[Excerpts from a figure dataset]
══════════════════════════════
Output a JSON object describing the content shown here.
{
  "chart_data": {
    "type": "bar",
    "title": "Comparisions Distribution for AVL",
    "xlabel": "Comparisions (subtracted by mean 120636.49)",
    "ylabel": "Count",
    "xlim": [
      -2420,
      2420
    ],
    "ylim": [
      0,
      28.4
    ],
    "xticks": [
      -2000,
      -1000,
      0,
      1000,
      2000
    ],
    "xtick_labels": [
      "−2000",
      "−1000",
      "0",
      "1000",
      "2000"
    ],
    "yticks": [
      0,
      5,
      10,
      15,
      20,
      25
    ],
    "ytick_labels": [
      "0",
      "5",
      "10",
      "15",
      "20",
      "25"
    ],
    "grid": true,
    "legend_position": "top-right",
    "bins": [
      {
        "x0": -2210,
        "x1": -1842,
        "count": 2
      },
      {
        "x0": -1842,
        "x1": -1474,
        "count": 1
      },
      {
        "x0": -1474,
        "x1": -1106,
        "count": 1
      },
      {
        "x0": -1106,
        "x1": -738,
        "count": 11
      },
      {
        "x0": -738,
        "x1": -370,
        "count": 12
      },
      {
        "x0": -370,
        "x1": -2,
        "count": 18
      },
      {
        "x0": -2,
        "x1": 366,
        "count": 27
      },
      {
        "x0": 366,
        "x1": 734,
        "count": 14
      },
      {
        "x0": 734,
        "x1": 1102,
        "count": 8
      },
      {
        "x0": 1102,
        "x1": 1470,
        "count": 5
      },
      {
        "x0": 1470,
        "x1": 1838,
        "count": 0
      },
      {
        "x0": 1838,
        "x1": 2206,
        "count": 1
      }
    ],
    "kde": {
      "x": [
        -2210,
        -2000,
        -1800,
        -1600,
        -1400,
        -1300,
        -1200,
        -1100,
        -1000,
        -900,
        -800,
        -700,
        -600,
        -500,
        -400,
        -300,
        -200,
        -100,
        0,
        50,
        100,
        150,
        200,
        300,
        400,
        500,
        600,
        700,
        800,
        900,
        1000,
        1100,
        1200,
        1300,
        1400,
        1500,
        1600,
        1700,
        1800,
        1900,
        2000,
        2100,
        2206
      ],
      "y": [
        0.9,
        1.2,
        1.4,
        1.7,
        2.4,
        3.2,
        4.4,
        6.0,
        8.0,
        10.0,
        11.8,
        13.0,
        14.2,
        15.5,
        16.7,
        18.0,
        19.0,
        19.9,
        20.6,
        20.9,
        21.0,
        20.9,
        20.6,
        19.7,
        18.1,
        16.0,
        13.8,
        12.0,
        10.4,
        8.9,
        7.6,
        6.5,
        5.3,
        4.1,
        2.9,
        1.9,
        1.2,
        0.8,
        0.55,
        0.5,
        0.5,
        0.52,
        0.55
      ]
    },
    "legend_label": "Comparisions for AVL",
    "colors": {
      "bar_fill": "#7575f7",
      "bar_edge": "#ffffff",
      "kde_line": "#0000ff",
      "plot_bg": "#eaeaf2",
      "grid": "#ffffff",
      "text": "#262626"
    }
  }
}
══════════════════════════════
> **BRIEF**
Pull out all lines in the data above that include "Comparisions".

> **EXERCISE ANSWER**
    "title": "Comparisions Distribution for AVL",
    "xlabel": "Comparisions (subtracted by mean 120636.49)",
    "legend_label": "Comparisions for AVL",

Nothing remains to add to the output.